***** Data for this task

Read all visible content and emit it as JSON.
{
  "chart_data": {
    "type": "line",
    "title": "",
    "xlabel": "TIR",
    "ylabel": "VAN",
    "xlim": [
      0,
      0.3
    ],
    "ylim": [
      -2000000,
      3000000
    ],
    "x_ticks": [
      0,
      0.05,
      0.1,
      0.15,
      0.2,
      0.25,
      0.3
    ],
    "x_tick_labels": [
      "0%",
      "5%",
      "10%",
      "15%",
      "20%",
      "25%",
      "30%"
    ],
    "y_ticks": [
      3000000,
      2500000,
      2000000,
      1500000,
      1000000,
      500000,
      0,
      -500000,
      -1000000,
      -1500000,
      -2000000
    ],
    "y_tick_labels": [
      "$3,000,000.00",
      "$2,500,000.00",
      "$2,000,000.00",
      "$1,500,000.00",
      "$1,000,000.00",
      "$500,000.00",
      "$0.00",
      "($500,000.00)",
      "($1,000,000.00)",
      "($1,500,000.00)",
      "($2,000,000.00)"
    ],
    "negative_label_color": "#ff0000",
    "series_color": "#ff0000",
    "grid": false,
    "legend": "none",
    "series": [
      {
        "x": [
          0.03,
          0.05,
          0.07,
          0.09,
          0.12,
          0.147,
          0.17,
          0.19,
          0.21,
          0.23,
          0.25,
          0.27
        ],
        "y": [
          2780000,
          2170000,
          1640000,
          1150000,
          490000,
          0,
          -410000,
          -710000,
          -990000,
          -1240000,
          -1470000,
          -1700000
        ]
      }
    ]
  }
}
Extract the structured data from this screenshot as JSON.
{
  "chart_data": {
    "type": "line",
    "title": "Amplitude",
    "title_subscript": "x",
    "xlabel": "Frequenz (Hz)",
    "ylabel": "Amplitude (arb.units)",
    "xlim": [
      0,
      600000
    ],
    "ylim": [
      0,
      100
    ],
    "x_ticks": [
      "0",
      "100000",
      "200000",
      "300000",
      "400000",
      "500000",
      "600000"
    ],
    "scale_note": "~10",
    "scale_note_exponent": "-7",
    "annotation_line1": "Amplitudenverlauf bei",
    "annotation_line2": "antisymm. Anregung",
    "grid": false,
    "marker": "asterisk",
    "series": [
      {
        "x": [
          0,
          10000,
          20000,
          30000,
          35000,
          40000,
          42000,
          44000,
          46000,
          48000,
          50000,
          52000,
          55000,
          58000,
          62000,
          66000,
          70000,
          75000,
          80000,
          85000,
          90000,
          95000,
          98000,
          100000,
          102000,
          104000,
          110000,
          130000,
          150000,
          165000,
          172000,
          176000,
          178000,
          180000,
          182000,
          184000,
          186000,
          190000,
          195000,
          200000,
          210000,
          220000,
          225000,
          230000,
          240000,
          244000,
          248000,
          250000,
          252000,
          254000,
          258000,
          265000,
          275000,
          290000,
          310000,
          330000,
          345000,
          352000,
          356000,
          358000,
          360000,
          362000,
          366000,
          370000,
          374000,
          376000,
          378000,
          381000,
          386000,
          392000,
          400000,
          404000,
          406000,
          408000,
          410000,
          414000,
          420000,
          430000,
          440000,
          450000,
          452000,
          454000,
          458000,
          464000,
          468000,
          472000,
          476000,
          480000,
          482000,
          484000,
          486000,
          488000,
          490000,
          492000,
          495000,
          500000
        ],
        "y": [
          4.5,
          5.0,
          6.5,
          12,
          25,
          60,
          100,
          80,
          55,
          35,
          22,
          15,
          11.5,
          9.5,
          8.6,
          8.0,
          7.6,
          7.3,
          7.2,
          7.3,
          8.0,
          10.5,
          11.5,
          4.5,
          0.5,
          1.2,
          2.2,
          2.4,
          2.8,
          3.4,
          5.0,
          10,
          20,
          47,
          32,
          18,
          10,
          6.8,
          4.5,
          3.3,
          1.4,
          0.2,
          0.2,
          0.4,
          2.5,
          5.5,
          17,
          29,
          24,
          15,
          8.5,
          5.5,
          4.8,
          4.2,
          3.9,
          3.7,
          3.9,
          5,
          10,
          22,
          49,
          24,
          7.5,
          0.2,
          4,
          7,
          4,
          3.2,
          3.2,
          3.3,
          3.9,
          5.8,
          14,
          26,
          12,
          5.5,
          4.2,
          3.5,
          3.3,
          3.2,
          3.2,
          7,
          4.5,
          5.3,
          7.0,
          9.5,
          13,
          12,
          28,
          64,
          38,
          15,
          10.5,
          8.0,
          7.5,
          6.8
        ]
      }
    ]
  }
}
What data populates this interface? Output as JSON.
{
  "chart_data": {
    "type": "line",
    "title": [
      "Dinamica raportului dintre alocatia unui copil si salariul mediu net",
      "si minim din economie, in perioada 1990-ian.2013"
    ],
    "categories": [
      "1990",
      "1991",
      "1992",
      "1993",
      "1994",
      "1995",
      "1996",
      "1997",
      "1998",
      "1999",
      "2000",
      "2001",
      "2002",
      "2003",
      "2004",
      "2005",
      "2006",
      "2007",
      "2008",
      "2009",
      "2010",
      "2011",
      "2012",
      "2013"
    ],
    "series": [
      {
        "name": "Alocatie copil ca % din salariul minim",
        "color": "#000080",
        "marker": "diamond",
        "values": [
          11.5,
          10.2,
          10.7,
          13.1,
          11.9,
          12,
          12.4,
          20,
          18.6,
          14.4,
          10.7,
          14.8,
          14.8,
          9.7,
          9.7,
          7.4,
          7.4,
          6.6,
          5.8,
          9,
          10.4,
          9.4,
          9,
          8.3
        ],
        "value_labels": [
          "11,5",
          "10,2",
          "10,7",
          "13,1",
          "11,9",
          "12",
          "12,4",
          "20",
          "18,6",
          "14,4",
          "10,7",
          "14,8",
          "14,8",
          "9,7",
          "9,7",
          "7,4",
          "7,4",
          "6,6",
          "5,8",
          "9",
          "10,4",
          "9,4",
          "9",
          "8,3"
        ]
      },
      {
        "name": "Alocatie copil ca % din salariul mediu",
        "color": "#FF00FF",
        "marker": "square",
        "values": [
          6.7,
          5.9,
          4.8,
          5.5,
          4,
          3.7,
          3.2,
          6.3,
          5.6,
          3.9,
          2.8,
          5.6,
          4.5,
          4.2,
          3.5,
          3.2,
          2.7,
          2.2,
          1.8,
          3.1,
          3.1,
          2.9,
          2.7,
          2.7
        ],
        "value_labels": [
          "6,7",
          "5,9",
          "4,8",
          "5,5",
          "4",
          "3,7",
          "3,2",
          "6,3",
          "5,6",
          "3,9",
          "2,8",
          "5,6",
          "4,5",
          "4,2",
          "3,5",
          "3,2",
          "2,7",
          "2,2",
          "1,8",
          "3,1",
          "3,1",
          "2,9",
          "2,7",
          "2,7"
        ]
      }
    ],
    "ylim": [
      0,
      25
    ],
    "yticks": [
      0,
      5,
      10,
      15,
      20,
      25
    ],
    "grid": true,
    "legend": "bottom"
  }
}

**********

# [Challenge]
Go through the listing above and locate each line that holds the word "salariul". Copy those lines.

# [Output for this exercise]
      "Dinamica raportului dintre alocatia unui copil si salariul mediu net",
        "name": "Alocatie copil ca % din salariul minim",
        "name": "Alocatie copil ca % din salariul mediu",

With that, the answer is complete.